Provided text:
— Start —
Can someone explain to me, how the explained / residual variance from the dissassoc
command is computed? I tried to add up the variance within using the discrepancies of the different levels, but it didn't work. Let's take a small random sample (n=10).
data(mvad)
library(dplyr)
set.seed(10)
mv = mvad %>% group_by(male) %>% sample_n(5)
mvad.seq <- seqdef(mv[,17:20])
# compute the dissimilarity matrix
mvad.ham <- seqdist(mvad.seq, method="HAM")
# compute the discrepancy analysis
d = dissassoc(mvad.ham, group = mv$male, R=10)
d
# Pseudo ANOVA table:
# SS df MSE
# Exp 1.7 1 1.700000
# Res 9.6 8 1.200000
# Total 11.3 9 1.255556
I understand how to compute the Total
by hand:
sum(mvad.ham) / (2* 10) # = Total 11.3
Questions:
- How do you compute the
Exp
andRes
values by hand? - Could you please demonstrate us how do you compute the Total Sum of Square?
I understand from (Studer et al., 2010) that the equation is:
$$ SS = \sum_{i=1}^{n} w_i(y_i - \bar{y})^2 $$
What does the $\bar{y}$ represents exactly? Could you demonstrate on this example how one can compute the $SS$ from mvad.ham
manually?
— End —
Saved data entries
— Start —
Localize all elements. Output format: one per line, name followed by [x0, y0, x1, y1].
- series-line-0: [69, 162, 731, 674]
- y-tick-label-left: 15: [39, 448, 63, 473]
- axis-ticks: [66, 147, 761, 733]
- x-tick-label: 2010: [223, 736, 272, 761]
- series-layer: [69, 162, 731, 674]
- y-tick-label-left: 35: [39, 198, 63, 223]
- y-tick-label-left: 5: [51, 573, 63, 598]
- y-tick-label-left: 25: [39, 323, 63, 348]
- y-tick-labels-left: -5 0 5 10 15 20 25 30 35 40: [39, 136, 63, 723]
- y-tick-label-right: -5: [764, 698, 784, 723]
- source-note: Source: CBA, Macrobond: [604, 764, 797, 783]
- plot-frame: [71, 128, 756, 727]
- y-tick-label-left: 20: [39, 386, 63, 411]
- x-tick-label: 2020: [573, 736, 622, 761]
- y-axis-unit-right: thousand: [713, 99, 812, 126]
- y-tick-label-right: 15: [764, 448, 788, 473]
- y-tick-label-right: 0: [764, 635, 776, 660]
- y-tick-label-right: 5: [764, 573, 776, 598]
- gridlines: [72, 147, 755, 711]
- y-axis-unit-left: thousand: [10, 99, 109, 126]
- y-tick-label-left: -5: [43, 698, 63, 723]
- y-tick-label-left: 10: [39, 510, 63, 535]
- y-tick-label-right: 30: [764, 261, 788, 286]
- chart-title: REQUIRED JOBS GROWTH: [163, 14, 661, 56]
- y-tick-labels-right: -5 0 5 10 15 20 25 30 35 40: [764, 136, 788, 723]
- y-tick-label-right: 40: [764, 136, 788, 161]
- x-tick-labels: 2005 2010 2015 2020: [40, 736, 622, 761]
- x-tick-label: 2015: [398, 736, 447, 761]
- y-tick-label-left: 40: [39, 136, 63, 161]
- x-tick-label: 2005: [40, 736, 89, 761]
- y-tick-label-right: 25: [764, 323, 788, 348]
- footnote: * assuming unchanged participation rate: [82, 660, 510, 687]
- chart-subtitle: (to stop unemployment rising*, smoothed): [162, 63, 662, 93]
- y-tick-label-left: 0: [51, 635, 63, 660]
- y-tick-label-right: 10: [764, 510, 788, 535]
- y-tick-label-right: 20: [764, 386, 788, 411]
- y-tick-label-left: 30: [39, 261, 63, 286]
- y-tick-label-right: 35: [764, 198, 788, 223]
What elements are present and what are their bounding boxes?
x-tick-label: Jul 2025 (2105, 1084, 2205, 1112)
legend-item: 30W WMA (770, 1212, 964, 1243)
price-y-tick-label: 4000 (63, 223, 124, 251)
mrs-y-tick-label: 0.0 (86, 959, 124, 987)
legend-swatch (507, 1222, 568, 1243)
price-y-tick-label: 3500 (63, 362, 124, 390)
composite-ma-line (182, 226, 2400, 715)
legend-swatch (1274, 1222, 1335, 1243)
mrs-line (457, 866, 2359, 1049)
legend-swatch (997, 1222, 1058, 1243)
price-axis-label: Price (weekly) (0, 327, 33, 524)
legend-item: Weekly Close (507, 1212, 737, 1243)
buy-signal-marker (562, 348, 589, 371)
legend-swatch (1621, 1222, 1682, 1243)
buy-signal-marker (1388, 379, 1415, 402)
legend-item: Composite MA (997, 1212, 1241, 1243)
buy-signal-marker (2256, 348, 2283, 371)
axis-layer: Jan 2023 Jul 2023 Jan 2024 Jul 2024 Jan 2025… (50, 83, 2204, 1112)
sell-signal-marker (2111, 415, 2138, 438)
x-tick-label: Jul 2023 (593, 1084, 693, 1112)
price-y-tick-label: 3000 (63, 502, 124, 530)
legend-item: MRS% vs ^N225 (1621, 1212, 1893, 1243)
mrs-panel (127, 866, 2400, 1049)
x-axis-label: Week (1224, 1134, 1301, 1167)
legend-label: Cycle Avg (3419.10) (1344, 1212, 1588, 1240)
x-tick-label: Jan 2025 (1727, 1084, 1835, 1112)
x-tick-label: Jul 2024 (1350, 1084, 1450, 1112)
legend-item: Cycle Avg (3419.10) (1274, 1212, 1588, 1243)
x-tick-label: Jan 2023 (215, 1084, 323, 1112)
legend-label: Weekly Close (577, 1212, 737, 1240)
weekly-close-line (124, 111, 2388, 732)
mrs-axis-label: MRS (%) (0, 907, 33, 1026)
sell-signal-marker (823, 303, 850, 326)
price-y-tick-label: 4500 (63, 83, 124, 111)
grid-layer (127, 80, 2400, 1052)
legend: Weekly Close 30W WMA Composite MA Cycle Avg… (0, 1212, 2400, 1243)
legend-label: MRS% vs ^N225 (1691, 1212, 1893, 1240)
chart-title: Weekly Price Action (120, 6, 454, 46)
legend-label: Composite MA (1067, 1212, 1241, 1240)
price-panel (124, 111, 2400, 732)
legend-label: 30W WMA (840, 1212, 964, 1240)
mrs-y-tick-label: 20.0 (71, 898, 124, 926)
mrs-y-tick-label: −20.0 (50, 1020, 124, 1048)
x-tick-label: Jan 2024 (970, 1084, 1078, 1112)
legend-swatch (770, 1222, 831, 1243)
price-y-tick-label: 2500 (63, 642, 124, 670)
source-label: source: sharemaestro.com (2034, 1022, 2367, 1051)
— End —
Direction 1:
Please duplicate the part of the forum post on discrepancy analysis from "# compute the dissimilarity" to "group = mv$male, R=10)".
Direction 2:
According to the forum post on discrepancy analysis, what is the line that calls seqdist for, and which method does it specify?

Exercise result 1:
# compute the dissimilarity matrix
mvad.ham <- seqdist(mvad.seq, method="HAM")
# compute the discrepancy analysis
d = dissassoc(mvad.ham, group = mv$male, R=10)

Exercise result 2:
That line computes the dissimilarity matrix of the sequences in mvad.seq, and it specifies the method "HAM". The resulting matrix, mvad.ham, is then passed to dissassoc for the discrepancy analysis.